### YOUR OBJECTIVE
Output the full listing word for word.

* begin SUPPLIED MATERIAL *

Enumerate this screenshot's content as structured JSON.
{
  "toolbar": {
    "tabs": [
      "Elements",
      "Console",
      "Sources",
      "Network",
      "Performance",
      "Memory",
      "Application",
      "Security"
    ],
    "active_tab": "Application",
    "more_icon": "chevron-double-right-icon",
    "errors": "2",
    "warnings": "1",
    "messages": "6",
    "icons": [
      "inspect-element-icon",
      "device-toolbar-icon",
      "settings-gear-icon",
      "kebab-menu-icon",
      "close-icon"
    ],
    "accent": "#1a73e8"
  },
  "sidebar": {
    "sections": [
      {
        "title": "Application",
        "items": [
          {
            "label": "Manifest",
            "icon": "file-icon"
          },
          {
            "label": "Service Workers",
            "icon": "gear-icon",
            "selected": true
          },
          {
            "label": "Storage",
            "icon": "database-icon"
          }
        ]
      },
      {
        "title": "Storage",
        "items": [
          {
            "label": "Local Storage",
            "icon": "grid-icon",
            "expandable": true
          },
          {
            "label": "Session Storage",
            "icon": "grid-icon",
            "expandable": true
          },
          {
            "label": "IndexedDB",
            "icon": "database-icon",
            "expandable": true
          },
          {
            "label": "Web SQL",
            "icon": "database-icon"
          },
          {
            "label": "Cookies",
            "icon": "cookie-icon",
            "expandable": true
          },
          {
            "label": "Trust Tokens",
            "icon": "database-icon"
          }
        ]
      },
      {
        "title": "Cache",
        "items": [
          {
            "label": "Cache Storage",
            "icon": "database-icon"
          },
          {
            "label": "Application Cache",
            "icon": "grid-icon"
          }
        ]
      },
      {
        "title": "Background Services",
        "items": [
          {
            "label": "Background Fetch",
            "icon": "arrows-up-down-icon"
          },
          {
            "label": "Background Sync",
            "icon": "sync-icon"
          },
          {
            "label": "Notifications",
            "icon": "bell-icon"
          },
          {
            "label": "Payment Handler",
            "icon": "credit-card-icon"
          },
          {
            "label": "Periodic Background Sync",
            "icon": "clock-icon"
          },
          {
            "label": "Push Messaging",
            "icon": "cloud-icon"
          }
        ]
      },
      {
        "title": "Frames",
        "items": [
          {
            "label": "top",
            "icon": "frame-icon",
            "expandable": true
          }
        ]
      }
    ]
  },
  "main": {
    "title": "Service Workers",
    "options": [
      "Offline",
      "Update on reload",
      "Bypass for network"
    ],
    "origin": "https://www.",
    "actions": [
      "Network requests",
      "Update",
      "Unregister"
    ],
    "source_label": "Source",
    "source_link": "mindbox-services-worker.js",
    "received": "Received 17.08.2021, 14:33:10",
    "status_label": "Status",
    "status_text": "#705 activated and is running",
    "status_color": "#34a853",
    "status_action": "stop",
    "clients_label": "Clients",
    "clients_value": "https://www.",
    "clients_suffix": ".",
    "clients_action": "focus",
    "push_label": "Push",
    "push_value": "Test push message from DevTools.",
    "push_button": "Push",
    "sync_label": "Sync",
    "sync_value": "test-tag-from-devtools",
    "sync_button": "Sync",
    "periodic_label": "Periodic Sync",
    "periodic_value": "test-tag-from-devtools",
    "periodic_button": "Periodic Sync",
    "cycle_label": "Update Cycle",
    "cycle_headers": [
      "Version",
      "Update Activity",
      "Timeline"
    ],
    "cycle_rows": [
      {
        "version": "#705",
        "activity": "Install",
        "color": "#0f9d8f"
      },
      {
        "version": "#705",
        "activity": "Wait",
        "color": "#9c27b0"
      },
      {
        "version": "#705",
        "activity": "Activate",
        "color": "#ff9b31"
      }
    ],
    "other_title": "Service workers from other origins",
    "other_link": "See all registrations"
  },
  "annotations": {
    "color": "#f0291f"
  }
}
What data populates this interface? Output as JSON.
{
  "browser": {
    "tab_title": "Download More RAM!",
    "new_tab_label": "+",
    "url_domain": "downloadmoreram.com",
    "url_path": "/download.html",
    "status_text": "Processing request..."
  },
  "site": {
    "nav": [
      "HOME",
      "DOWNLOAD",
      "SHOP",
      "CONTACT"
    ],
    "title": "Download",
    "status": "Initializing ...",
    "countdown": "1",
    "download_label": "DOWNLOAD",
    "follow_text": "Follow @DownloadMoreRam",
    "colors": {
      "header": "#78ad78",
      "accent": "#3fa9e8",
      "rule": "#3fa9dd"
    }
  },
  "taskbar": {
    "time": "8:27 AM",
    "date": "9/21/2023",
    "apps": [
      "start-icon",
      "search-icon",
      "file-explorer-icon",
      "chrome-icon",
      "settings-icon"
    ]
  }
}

* end SUPPLIED MATERIAL *

### SOLUTION TO THE PROBLEM
Enumerate this screenshot's content as structured JSON.
{
  "toolbar": {
    "tabs": [
      "Elements",
      "Console",
      "Sources",
      "Network",
      "Performance",
      "Memory",
      "Application",
      "Security"
    ],
    "active_tab": "Application",
    "more_icon": "chevron-double-right-icon",
    "errors": "2",
    "warnings": "1",
    "messages": "6",
    "icons": [
      "inspect-element-icon",
      "device-toolbar-icon",
      "settings-gear-icon",
      "kebab-menu-icon",
      "close-icon"
    ],
    "accent": "#1a73e8"
  },
  "sidebar": {
    "sections": [
      {
        "title": "Application",
        "items": [
          {
            "label": "Manifest",
            "icon": "file-icon"
          },
          {
            "label": "Service Workers",
            "icon": "gear-icon",
            "selected": true
          },
          {
            "label": "Storage",
            "icon": "database-icon"
          }
        ]
      },
      {
        "title": "Storage",
        "items": [
          {
            "label": "Local Storage",
            "icon": "grid-icon",
            "expandable": true
          },
          {
            "label": "Session Storage",
            "icon": "grid-icon",
            "expandable": true
          },
          {
            "label": "IndexedDB",
            "icon": "database-icon",
            "expandable": true
          },
          {
            "label": "Web SQL",
            "icon": "database-icon"
          },
          {
            "label": "Cookies",
            "icon": "cookie-icon",
            "expandable": true
          },
          {
            "label": "Trust Tokens",
            "icon": "database-icon"
          }
        ]
      },
      {
        "title": "Cache",
        "items": [
          {
            "label": "Cache Storage",
            "icon": "database-icon"
          },
          {
            "label": "Application Cache",
            "icon": "grid-icon"
          }
        ]
      },
      {
        "title": "Background Services",
        "items": [
          {
            "label": "Background Fetch",
            "icon": "arrows-up-down-icon"
          },
          {
            "label": "Background Sync",
            "icon": "sync-icon"
          },
          {
            "label": "Notifications",
            "icon": "bell-icon"
          },
          {
            "label": "Payment Handler",
            "icon": "credit-card-icon"
          },
          {
            "label": "Periodic Background Sync",
            "icon": "clock-icon"
          },
          {
            "label": "Push Messaging",
            "icon": "cloud-icon"
          }
        ]
      },
      {
        "title": "Frames",
        "items": [
          {
            "label": "top",
            "icon": "frame-icon",
            "expandable": true
          }
        ]
      }
    ]
  },
  "main": {
    "title": "Service Workers",
    "options": [
      "Offline",
      "Update on reload",
      "Bypass for network"
    ],
    "origin": "https://www.",
    "actions": [
      "Network requests",
      "Update",
      "Unregister"
    ],
    "source_label": "Source",
    "source_link": "mindbox-services-worker.js",
    "received": "Received 17.08.2021, 14:33:10",
    "status_label": "Status",
    "status_text": "#705 activated and is running",
    "status_color": "#34a853",
    "status_action": "stop",
    "clients_label": "Clients",
    "clients_value": "https://www.",
    "clients_suffix": ".",
    "clients_action": "focus",
    "push_label": "Push",
    "push_value": "Test push message from DevTools.",
    "push_button": "Push",
    "sync_label": "Sync",
    "sync_value": "test-tag-from-devtools",
    "sync_button": "Sync",
    "periodic_label": "Periodic Sync",
    "periodic_value": "test-tag-from-devtools",
    "periodic_button": "Periodic Sync",
    "cycle_label": "Update Cycle",
    "cycle_headers": [
      "Version",
      "Update Activity",
      "Timeline"
    ],
    "cycle_rows": [
      {
        "version": "#705",
        "activity": "Install",
        "color": "#0f9d8f"
      },
      {
        "version": "#705",
        "activity": "Wait",
        "color": "#9c27b0"
      },
      {
        "version": "#705",
        "activity": "Activate",
        "color": "#ff9b31"
      }
    ],
    "other_title": "Service workers from other origins",
    "other_link": "See all registrations"
  },
  "annotations": {
    "color": "#f0291f"
  }
}
What data populates this interface? Output as JSON.
{
  "browser": {
    "tab_title": "Download More RAM!",
    "new_tab_label": "+",
    "url_domain": "downloadmoreram.com",
    "url_path": "/download.html",
    "status_text": "Processing request..."
  },
  "site": {
    "nav": [
      "HOME",
      "DOWNLOAD",
      "SHOP",
      "CONTACT"
    ],
    "title": "Download",
    "status": "Initializing ...",
    "countdown": "1",
    "download_label": "DOWNLOAD",
    "follow_text": "Follow @DownloadMoreRam",
    "colors": {
      "header": "#78ad78",
      "accent": "#3fa9e8",
      "rule": "#3fa9dd"
    }
  },
  "taskbar": {
    "time": "8:27 AM",
    "date": "9/21/2023",
    "apps": [
      "start-icon",
      "search-icon",
      "file-explorer-icon",
      "chrome-icon",
      "settings-icon"
    ]
  }
}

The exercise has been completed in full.